* **Exercise instructions**:
**A)** In the passage about Bentara Budaya Bali, where is the cultural center located?
**B)** Extend the passage on the Bentara Budaya Bali cultural center beyond its last sentence.

Bali is a unique meeting point between tradition and modernity. One of its distinctions is its fascinating culture that is, however, under increasing pressure from outside influences and the Indonesian nation-state. Sited in Sukawati, on the main link from Denpasar east to the regency of Karangasem BentaraBudaya Bali Cultural Center plays a vital role in informing the local population, and visitors, on creative and culturally matters, born both of domestic and foreign influences.
Currently at the crossroads of its cultural evolution, the Indonesian, and especially the Balinese people require an interface into the future, and the past. Bentara Budaya Bali (BBB) functions as a hub for not only the preservation of cultural, but also for the introduction of new ideas and forms of expression. It gives the local people the intellectual instruments to understand change, and thus not be overwhelmed by it.

* **Information shown**:
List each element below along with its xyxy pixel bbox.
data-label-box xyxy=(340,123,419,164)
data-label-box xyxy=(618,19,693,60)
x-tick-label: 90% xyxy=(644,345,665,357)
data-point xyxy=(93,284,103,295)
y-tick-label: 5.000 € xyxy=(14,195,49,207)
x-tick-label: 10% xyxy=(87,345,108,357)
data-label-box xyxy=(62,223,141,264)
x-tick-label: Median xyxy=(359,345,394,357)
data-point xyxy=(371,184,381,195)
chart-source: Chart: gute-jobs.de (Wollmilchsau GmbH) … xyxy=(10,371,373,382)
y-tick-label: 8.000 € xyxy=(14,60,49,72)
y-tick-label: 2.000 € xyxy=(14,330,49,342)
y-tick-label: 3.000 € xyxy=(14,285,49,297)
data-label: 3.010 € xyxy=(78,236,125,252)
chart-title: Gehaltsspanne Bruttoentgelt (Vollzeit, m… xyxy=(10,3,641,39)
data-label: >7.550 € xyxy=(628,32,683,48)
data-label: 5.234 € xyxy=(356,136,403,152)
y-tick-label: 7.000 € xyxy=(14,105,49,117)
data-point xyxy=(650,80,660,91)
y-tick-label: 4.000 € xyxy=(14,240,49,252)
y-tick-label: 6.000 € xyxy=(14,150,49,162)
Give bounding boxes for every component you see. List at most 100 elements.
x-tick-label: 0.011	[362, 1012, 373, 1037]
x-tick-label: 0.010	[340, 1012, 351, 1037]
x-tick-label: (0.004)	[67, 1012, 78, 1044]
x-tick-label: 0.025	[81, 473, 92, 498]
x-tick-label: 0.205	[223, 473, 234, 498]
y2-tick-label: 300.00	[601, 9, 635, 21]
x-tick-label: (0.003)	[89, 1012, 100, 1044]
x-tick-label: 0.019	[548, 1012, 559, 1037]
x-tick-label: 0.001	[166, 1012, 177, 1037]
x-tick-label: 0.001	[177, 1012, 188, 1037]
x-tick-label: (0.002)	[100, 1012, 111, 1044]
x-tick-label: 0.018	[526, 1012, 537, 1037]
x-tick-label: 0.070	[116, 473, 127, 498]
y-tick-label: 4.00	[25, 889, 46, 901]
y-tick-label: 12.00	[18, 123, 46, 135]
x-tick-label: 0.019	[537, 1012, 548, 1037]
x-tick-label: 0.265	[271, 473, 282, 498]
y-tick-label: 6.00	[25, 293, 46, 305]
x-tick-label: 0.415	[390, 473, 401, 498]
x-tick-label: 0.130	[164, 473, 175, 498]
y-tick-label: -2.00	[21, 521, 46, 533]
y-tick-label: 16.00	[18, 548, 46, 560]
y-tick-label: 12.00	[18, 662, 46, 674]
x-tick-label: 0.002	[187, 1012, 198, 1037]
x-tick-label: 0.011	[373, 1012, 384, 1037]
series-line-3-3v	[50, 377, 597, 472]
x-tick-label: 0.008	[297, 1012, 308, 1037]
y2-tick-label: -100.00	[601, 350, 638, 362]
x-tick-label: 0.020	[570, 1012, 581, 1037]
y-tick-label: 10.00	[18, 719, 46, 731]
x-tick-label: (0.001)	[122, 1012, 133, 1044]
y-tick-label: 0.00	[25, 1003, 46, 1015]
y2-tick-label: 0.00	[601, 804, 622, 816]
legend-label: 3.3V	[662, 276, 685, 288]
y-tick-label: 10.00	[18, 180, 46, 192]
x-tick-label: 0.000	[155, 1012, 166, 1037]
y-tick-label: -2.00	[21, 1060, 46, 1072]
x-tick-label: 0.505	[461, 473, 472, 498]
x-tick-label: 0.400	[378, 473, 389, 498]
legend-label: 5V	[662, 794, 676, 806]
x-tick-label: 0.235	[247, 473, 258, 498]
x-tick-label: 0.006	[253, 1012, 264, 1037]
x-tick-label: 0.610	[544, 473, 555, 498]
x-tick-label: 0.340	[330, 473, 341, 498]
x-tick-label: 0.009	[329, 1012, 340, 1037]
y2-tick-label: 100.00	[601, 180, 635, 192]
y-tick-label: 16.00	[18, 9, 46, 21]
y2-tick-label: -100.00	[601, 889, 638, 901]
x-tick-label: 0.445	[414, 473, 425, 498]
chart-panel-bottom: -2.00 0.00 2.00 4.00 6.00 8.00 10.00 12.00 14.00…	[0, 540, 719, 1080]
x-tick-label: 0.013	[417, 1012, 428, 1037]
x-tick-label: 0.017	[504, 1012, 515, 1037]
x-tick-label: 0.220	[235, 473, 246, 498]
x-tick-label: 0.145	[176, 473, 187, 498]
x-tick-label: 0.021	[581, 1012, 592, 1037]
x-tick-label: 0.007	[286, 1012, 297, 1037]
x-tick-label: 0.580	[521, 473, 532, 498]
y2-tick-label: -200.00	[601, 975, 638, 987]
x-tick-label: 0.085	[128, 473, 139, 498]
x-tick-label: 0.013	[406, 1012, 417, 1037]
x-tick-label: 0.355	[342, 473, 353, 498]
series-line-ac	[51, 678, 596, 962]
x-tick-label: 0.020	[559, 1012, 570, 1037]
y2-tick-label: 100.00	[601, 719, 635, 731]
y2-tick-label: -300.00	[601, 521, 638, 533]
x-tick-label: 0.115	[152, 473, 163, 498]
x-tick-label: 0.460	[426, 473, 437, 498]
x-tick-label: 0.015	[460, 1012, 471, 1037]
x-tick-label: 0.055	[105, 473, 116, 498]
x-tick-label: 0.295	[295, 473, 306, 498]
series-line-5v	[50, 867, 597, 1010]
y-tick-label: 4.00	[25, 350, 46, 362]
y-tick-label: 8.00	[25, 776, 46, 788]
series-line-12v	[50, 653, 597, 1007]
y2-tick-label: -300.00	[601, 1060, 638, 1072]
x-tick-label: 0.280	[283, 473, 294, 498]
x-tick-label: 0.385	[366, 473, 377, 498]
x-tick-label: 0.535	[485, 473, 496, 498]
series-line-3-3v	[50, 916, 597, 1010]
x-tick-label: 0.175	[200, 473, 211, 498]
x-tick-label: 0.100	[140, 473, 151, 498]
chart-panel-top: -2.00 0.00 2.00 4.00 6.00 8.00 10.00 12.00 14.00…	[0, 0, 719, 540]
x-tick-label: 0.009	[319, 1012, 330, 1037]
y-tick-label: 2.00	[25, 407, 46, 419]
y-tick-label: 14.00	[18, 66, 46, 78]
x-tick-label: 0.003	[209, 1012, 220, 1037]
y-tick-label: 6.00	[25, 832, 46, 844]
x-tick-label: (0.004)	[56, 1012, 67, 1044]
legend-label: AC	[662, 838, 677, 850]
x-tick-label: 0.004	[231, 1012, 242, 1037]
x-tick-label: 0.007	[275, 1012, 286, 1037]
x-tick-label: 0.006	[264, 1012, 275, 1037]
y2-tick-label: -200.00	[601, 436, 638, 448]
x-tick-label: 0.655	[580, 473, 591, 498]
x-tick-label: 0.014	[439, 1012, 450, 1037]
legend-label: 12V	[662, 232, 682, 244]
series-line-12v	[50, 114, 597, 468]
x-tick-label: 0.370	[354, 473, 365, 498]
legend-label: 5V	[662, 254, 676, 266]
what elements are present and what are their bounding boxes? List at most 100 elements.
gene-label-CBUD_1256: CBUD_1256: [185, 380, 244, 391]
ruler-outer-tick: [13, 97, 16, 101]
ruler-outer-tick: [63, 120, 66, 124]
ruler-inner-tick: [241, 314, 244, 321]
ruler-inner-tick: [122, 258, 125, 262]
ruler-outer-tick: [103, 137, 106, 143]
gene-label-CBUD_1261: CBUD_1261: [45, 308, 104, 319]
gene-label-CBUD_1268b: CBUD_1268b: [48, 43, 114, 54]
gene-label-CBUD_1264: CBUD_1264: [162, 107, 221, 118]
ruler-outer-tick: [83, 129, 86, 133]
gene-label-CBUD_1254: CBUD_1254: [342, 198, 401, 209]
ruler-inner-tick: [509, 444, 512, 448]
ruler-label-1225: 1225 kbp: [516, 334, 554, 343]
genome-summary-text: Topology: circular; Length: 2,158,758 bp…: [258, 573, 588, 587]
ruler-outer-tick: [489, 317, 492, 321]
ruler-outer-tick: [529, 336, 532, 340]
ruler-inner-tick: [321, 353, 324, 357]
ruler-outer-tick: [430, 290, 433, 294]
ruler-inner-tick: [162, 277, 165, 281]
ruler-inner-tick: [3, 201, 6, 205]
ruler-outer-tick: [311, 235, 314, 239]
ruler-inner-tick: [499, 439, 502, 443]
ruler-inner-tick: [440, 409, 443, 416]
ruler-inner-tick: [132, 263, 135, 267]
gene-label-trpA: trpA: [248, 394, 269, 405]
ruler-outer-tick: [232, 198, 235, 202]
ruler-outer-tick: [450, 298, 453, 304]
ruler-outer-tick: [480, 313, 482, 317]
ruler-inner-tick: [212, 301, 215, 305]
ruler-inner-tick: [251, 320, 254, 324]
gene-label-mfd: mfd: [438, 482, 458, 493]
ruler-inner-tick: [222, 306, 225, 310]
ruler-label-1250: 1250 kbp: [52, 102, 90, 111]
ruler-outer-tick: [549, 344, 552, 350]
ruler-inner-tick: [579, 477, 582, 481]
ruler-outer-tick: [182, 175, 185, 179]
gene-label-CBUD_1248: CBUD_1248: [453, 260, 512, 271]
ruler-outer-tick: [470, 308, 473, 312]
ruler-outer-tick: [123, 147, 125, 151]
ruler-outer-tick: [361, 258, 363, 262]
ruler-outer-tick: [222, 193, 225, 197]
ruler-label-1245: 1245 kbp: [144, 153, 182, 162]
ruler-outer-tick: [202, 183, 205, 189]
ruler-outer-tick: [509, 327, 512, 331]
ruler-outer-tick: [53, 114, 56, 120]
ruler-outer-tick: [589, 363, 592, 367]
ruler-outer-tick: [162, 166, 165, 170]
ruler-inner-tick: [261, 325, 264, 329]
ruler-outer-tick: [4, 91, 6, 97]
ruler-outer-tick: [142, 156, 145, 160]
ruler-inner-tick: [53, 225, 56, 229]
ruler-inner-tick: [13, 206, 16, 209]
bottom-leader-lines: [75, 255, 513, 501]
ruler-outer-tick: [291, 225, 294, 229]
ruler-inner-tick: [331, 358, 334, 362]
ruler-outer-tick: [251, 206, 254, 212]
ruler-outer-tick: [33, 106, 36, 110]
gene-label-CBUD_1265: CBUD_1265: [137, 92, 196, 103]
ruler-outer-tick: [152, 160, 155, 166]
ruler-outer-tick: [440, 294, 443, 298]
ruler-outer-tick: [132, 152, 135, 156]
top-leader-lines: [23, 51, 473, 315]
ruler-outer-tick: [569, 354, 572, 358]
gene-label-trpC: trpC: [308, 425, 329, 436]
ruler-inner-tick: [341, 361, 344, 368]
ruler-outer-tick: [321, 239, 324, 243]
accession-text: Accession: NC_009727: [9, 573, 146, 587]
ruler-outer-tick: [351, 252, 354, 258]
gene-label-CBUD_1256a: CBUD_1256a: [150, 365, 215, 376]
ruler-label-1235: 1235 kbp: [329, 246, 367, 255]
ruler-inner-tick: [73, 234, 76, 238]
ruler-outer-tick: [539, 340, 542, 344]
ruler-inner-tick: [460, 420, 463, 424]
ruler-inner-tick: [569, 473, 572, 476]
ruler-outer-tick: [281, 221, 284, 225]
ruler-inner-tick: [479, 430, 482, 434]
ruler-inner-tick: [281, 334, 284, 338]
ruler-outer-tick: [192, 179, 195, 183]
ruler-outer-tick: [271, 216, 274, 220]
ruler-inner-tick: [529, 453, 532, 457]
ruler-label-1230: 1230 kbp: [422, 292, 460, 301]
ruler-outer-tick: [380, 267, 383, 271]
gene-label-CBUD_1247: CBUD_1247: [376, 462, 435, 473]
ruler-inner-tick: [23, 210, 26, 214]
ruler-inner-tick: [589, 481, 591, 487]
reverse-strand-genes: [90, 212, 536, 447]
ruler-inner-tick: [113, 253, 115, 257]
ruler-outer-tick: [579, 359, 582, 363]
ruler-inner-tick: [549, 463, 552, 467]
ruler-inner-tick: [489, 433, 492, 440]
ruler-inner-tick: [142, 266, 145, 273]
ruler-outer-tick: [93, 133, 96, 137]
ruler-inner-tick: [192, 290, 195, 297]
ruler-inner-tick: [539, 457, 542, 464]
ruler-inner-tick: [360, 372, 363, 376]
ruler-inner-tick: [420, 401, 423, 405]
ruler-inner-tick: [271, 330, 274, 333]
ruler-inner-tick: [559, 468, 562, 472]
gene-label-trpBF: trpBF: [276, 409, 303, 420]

* **Answers by item**:
**A)** In Sukawati, on the main link from Denpasar east to the regency of Karangasem.

**B)**
The Kompas Gramedia Group of Jakarta owns Bentara Budaya with core business enterprises in the information, communication and education sector. The largest media conglomerate in Indonesia, with 43 tabloids and magazine titles, it owns Kompas newspaper, the largest circulating printed media in Indonesia. Other interests include radio, television, publishing and Gramedia Bookstores. First opened in Jakarta in 1982 by Jakob Oetama, this cultural institution consists of a museum and an art gallery. Yet, its mission had since expanded to include venues in Yogyakarta, Solo and opening BBB in September 2009.
“As a public cultural space, the name Bentara Budaya means cultural messenger. Its existence is intended to build an atmosphere of creative social interaction, accommodating and representing national cultural vehicles, from various backgrounds and horizons,” says renowned writer and poet, Warih Witsatsana, the head of management and curation at BBB. One of the best-kept secrets on the island, BBB on average holds 85 events a year, even up to 100. It collaborates with various artists, communities, campuses, government agencies, cultural institutions of other countries to present cross-cultural activities, yet unfortunately, it remains under the radar of the tourist masses.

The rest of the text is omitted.